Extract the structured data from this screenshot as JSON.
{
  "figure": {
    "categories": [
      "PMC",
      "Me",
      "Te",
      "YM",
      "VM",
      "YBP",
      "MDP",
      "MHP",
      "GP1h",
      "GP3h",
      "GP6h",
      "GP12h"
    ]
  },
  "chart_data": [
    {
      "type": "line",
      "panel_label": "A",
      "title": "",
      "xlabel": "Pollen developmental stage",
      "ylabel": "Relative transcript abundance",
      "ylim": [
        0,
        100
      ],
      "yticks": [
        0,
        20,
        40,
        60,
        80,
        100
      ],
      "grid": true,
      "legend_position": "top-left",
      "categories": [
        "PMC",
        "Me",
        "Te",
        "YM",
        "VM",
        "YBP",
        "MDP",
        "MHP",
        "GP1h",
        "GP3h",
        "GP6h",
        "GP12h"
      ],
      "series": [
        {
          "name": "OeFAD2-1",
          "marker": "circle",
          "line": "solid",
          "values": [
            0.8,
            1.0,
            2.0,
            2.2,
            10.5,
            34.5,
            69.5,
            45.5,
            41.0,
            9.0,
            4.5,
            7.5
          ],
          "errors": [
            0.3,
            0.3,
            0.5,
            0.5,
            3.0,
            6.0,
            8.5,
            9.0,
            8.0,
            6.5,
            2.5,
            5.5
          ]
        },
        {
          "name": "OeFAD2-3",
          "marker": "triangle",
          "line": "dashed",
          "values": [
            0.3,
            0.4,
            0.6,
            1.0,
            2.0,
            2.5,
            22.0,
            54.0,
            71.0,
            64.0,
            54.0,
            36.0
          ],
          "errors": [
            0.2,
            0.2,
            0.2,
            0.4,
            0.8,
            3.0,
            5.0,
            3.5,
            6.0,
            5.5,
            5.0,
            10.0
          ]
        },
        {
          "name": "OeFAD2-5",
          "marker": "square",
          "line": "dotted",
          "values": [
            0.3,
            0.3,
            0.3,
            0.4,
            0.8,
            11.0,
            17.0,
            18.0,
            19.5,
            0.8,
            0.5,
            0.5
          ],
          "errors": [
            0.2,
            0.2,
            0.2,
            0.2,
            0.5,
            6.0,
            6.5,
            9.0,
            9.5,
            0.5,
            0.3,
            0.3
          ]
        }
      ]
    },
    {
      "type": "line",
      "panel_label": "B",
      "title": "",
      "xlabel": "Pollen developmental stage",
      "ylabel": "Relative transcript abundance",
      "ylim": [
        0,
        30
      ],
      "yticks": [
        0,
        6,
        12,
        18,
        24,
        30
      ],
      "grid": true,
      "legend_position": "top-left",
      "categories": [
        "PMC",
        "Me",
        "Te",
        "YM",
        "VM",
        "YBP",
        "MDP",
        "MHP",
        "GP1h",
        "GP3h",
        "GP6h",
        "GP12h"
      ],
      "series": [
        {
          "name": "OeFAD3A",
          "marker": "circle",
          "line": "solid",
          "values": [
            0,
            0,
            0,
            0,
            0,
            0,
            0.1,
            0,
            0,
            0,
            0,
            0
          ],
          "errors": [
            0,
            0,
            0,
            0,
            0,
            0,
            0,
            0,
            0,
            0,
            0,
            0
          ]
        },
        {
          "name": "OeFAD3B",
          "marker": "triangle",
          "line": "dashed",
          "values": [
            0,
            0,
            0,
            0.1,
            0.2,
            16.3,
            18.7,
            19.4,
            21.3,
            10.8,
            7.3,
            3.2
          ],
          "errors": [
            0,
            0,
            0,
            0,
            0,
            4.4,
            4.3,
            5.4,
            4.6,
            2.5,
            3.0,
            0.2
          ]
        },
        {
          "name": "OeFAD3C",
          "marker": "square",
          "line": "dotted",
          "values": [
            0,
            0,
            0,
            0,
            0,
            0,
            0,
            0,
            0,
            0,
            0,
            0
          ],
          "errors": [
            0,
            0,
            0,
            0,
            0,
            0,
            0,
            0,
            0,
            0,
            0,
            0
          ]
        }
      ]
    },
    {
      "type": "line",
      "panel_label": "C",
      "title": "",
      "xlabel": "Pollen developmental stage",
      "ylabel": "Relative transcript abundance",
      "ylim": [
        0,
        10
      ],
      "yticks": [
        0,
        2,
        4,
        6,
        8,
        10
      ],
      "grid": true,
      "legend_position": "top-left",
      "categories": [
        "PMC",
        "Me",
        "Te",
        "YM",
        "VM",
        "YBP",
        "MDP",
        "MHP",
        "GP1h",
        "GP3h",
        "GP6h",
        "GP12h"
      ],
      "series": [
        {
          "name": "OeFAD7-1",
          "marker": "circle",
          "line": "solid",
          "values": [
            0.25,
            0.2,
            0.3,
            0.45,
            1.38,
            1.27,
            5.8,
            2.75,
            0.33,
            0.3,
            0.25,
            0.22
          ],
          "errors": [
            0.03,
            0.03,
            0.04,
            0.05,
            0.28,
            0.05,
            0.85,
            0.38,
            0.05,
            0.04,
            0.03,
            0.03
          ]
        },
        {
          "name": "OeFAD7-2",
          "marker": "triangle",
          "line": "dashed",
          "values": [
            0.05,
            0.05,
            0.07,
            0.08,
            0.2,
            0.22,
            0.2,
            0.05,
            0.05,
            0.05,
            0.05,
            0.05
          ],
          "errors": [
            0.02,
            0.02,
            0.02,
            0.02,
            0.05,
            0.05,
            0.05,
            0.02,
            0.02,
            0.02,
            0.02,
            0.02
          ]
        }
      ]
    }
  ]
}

### [What needs to be done]
Reproduce the listing above word for word.

### [Task solution]
Extract the structured data from this screenshot as JSON.
{
  "figure": {
    "categories": [
      "PMC",
      "Me",
      "Te",
      "YM",
      "VM",
      "YBP",
      "MDP",
      "MHP",
      "GP1h",
      "GP3h",
      "GP6h",
      "GP12h"
    ]
  },
  "chart_data": [
    {
      "type": "line",
      "panel_label": "A",
      "title": "",
      "xlabel": "Pollen developmental stage",
      "ylabel": "Relative transcript abundance",
      "ylim": [
        0,
        100
      ],
      "yticks": [
        0,
        20,
        40,
        60,
        80,
        100
      ],
      "grid": true,
      "legend_position": "top-left",
      "categories": [
        "PMC",
        "Me",
        "Te",
        "YM",
        "VM",
        "YBP",
        "MDP",
        "MHP",
        "GP1h",
        "GP3h",
        "GP6h",
        "GP12h"
      ],
      "series": [
        {
          "name": "OeFAD2-1",
          "marker": "circle",
          "line": "solid",
          "values": [
            0.8,
            1.0,
            2.0,
            2.2,
            10.5,
            34.5,
            69.5,
            45.5,
            41.0,
            9.0,
            4.5,
            7.5
          ],
          "errors": [
            0.3,
            0.3,
            0.5,
            0.5,
            3.0,
            6.0,
            8.5,
            9.0,
            8.0,
            6.5,
            2.5,
            5.5
          ]
        },
        {
          "name": "OeFAD2-3",
          "marker": "triangle",
          "line": "dashed",
          "values": [
            0.3,
            0.4,
            0.6,
            1.0,
            2.0,
            2.5,
            22.0,
            54.0,
            71.0,
            64.0,
            54.0,
            36.0
          ],
          "errors": [
            0.2,
            0.2,
            0.2,
            0.4,
            0.8,
            3.0,
            5.0,
            3.5,
            6.0,
            5.5,
            5.0,
            10.0
          ]
        },
        {
          "name": "OeFAD2-5",
          "marker": "square",
          "line": "dotted",
          "values": [
            0.3,
            0.3,
            0.3,
            0.4,
            0.8,
            11.0,
            17.0,
            18.0,
            19.5,
            0.8,
            0.5,
            0.5
          ],
          "errors": [
            0.2,
            0.2,
            0.2,
            0.2,
            0.5,
            6.0,
            6.5,
            9.0,
            9.5,
            0.5,
            0.3,
            0.3
          ]
        }
      ]
    },
    {
      "type": "line",
      "panel_label": "B",
      "title": "",
      "xlabel": "Pollen developmental stage",
      "ylabel": "Relative transcript abundance",
      "ylim": [
        0,
        30
      ],
      "yticks": [
        0,
        6,
        12,
        18,
        24,
        30
      ],
      "grid": true,
      "legend_position": "top-left",
      "categories": [
        "PMC",
        "Me",
        "Te",
        "YM",
        "VM",
        "YBP",
        "MDP",
        "MHP",
        "GP1h",
        "GP3h",
        "GP6h",
        "GP12h"
      ],
      "series": [
        {
          "name": "OeFAD3A",
          "marker": "circle",
          "line": "solid",
          "values": [
            0,
            0,
            0,
            0,
            0,
            0,
            0.1,
            0,
            0,
            0,
            0,
            0
          ],
          "errors": [
            0,
            0,
            0,
            0,
            0,
            0,
            0,
            0,
            0,
            0,
            0,
            0
          ]
        },
        {
          "name": "OeFAD3B",
          "marker": "triangle",
          "line": "dashed",
          "values": [
            0,
            0,
            0,
            0.1,
            0.2,
            16.3,
            18.7,
            19.4,
            21.3,
            10.8,
            7.3,
            3.2
          ],
          "errors": [
            0,
            0,
            0,
            0,
            0,
            4.4,
            4.3,
            5.4,
            4.6,
            2.5,
            3.0,
            0.2
          ]
        },
        {
          "name": "OeFAD3C",
          "marker": "square",
          "line": "dotted",
          "values": [
            0,
            0,
            0,
            0,
            0,
            0,
            0,
            0,
            0,
            0,
            0,
            0
          ],
          "errors": [
            0,
            0,
            0,
            0,
            0,
            0,
            0,
            0,
            0,
            0,
            0,
            0
          ]
        }
      ]
    },
    {
      "type": "line",
      "panel_label": "C",
      "title": "",
      "xlabel": "Pollen developmental stage",
      "ylabel": "Relative transcript abundance",
      "ylim": [
        0,
        10
      ],
      "yticks": [
        0,
        2,
        4,
        6,
        8,
        10
      ],
      "grid": true,
      "legend_position": "top-left",
      "categories": [
        "PMC",
        "Me",
        "Te",
        "YM",
        "VM",
        "YBP",
        "MDP",
        "MHP",
        "GP1h",
        "GP3h",
        "GP6h",
        "GP12h"
      ],
      "series": [
        {
          "name": "OeFAD7-1",
          "marker": "circle",
          "line": "solid",
          "values": [
            0.25,
            0.2,
            0.3,
            0.45,
            1.38,
            1.27,
            5.8,
            2.75,
            0.33,
            0.3,
            0.25,
            0.22
          ],
          "errors": [
            0.03,
            0.03,
            0.04,
            0.05,
            0.28,
            0.05,
            0.85,
            0.38,
            0.05,
            0.04,
            0.03,
            0.03
          ]
        },
        {
          "name": "OeFAD7-2",
          "marker": "triangle",
          "line": "dashed",
          "values": [
            0.05,
            0.05,
            0.07,
            0.08,
            0.2,
            0.22,
            0.2,
            0.05,
            0.05,
            0.05,
            0.05,
            0.05
          ],
          "errors": [
            0.02,
            0.02,
            0.02,
            0.02,
            0.05,
            0.05,
            0.05,
            0.02,
            0.02,
            0.02,
            0.02,
            0.02
          ]
        }
      ]
    }
  ]
}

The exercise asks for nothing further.